## start

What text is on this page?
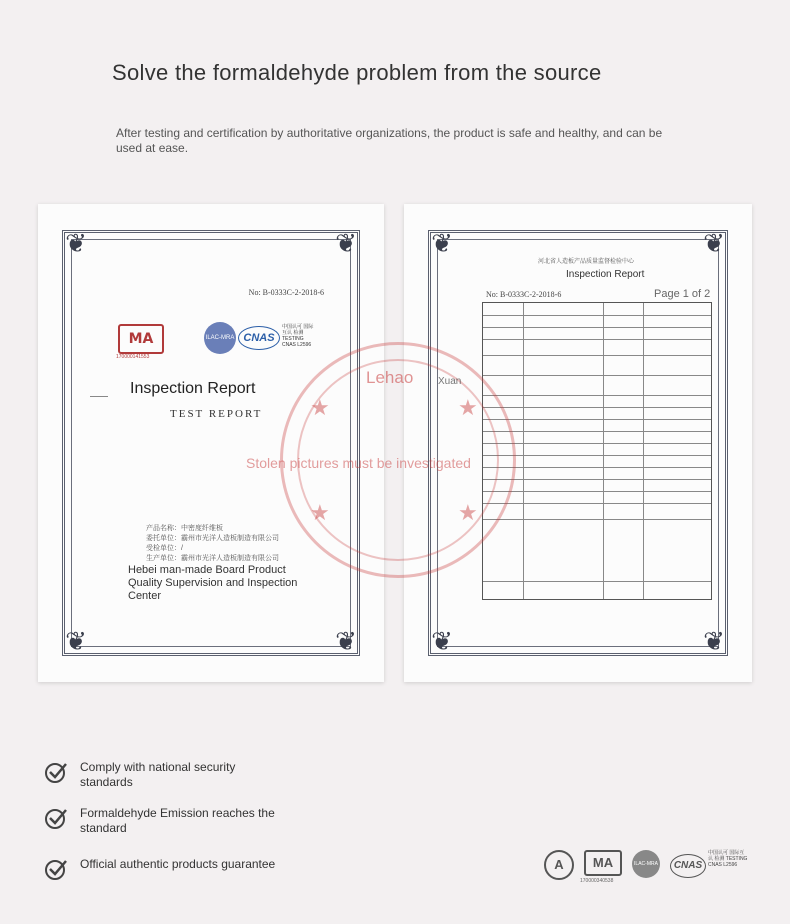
Solve the formaldehyde problem from the source
After testing and certification by authoritative organizations, the product is safe and healthy, and can be used at ease.
❦	❦
❦	❦
No: B-0333C-2-2018-6
MA
170000141553
ILAC-MRA CNAS
中国认可 国际互认 检测 TESTING CNAS L2596
Inspection Report
TEST REPORT
产品名称：中密度纤维板
委托单位：霸州市光洋人造板制造有限公司
受检单位：/
生产单位：霸州市光洋人造板制造有限公司
Hebei man-made Board Product Quality Supervision and Inspection Center
❦	❦
❦	❦
河北省人造板产品质量监督检验中心
Inspection Report
No: B-0333C-2-2018-6	Page 1 of 2
★	★
★	★
Lehao Xuan
Stolen pictures must be investigated
Comply with national security standards
Formaldehyde Emission reaches the standard
Official authentic products guarantee	A	MA
170000340538
ILAC-MRA	CNAS
中国认可 国际互认 检测 TESTING CNAS L2596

## end

Your instructions. Quote everything in the listing above exactly; pictures are the only thing to omit.

Written solution.
What text is on this page?
Solve the formaldehyde problem from the source
After testing and certification by authoritative organizations, the product is safe and healthy, and can be used at ease.
❦	❦
❦	❦
No: B-0333C-2-2018-6
MA
170000141553
ILAC-MRA CNAS
中国认可 国际互认 检测 TESTING CNAS L2596
Inspection Report
TEST REPORT
产品名称：中密度纤维板
委托单位：霸州市光洋人造板制造有限公司
受检单位：/
生产单位：霸州市光洋人造板制造有限公司
Hebei man-made Board Product Quality Supervision and Inspection Center
❦	❦
❦	❦
河北省人造板产品质量监督检验中心
Inspection Report
No: B-0333C-2-2018-6	Page 1 of 2
★	★
★	★
Lehao Xuan
Stolen pictures must be investigated
Comply with national security standards
Formaldehyde Emission reaches the standard
Official authentic products guarantee	A	MA
170000340538
ILAC-MRA	CNAS
中国认可 国际互认 检测 TESTING CNAS L2596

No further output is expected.